THE PROBLEM>
Pull each line holding the word "adjusted" from the data.

=-=-=-=-=

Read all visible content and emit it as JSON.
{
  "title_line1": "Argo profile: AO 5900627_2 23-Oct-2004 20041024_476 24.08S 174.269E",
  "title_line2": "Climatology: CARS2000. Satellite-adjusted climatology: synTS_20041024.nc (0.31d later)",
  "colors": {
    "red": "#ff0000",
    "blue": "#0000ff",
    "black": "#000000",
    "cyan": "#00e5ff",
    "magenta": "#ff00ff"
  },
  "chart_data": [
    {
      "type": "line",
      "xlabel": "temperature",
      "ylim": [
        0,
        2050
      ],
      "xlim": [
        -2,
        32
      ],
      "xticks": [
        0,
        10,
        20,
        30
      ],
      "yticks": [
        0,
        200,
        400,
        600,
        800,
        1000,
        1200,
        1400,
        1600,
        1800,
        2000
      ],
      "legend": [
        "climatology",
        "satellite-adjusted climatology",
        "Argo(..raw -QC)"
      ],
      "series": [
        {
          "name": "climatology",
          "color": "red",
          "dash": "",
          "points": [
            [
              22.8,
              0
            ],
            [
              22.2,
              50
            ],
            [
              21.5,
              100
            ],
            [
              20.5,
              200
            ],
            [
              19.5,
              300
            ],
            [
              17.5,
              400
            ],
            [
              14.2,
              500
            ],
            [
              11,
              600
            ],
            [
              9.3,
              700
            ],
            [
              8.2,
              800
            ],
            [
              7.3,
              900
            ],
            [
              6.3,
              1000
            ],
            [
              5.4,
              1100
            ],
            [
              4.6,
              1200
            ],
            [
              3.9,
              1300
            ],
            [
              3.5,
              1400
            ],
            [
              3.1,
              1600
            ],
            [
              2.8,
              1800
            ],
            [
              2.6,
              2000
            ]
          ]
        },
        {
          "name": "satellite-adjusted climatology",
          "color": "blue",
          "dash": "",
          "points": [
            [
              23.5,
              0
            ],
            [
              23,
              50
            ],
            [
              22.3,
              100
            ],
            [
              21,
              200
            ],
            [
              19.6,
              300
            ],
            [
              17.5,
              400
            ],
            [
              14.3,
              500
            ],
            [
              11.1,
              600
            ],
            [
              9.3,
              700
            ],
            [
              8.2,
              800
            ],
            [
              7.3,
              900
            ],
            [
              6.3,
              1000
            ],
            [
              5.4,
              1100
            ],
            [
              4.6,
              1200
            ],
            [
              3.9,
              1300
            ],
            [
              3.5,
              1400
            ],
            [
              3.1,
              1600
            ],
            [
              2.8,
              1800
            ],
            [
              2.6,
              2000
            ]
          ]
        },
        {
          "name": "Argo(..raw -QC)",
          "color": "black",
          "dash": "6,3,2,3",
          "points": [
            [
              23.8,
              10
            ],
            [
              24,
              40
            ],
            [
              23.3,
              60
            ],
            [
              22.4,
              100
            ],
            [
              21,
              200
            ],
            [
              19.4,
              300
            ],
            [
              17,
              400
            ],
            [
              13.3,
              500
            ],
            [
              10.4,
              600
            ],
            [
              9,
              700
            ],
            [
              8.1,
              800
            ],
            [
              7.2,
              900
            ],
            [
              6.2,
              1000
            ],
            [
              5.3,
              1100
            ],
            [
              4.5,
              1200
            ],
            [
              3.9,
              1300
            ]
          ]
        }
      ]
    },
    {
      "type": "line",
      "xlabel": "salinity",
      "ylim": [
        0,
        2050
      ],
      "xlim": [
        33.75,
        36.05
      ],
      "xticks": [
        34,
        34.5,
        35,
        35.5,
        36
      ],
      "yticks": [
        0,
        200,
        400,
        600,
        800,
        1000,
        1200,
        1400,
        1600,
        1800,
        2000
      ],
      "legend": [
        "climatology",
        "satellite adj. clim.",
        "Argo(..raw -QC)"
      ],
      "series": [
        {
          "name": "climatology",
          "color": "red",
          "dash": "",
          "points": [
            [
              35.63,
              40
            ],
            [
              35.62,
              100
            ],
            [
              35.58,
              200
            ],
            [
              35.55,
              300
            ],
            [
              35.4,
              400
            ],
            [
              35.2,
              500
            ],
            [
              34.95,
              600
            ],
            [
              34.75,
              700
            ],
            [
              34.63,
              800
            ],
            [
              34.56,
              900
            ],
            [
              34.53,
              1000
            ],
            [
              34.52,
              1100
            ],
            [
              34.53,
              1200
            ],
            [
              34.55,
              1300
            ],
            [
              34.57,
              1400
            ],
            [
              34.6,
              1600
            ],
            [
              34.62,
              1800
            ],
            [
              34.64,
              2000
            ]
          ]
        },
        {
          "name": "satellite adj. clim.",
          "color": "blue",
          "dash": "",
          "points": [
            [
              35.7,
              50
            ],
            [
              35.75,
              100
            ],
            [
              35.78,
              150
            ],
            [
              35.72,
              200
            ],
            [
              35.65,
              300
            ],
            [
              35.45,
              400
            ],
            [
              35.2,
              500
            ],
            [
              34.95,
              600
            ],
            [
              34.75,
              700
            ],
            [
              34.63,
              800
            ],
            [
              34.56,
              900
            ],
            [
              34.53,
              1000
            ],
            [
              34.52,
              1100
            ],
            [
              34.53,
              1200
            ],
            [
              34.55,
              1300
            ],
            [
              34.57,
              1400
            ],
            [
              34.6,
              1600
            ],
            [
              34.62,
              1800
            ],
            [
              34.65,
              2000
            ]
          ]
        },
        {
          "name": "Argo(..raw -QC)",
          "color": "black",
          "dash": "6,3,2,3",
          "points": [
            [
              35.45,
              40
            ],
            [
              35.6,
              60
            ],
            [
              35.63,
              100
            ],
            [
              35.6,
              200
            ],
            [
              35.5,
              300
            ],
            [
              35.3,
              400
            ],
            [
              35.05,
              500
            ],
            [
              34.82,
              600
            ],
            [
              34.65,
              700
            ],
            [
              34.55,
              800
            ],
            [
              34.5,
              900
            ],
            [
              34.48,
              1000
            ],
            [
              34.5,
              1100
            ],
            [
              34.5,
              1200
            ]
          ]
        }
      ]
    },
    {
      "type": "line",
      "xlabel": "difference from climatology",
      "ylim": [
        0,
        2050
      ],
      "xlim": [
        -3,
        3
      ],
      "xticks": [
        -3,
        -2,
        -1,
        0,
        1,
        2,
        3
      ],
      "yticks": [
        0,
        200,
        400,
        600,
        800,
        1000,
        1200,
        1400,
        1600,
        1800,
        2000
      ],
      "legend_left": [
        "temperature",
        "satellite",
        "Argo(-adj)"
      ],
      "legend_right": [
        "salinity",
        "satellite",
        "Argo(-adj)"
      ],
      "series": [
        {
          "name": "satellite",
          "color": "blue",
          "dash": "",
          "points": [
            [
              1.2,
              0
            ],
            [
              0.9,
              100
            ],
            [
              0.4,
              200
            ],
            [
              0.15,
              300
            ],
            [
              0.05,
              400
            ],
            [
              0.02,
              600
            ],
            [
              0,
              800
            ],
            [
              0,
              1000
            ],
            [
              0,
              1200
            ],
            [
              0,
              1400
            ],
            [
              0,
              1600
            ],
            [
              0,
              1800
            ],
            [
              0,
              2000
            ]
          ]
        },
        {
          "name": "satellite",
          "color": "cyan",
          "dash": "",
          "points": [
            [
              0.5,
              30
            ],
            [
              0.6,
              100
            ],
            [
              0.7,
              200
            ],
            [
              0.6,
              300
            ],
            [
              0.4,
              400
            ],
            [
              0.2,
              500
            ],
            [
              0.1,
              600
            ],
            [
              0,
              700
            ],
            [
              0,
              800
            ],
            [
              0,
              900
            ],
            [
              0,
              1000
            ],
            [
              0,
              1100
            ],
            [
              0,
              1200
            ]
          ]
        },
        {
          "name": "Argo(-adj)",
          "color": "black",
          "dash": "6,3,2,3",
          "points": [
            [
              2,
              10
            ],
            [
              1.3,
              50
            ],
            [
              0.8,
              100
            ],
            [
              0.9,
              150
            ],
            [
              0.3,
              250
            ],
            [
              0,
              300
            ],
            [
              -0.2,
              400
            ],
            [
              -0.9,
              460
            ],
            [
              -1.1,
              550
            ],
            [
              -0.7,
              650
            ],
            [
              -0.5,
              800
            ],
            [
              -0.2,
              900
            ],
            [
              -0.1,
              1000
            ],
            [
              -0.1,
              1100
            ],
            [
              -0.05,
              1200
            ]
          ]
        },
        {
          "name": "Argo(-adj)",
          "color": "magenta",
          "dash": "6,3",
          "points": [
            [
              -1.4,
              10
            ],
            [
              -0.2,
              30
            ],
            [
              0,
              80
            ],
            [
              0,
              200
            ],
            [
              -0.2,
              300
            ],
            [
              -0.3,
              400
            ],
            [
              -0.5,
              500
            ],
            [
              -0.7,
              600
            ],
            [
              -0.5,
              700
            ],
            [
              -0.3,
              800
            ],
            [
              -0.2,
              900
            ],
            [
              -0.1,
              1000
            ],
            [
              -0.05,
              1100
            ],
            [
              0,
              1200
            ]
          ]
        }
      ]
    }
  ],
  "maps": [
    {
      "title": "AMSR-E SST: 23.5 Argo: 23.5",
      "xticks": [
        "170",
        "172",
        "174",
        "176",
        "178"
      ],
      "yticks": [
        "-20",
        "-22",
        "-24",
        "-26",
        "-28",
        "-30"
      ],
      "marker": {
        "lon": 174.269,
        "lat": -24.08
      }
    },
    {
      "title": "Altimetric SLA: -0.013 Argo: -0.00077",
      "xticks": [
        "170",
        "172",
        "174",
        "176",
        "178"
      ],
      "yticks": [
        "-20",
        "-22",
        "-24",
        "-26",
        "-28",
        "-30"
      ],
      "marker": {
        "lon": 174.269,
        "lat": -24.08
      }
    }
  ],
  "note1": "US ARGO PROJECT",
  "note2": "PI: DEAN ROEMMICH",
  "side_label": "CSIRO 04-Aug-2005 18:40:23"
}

=-=-=-=-=

CORRECT RESPONSE>
  "title_line2": "Climatology: CARS2000. Satellite-adjusted climatology: synTS_20041024.nc (0.31d later)",
        "satellite-adjusted climatology",
          "name": "satellite-adjusted climatology",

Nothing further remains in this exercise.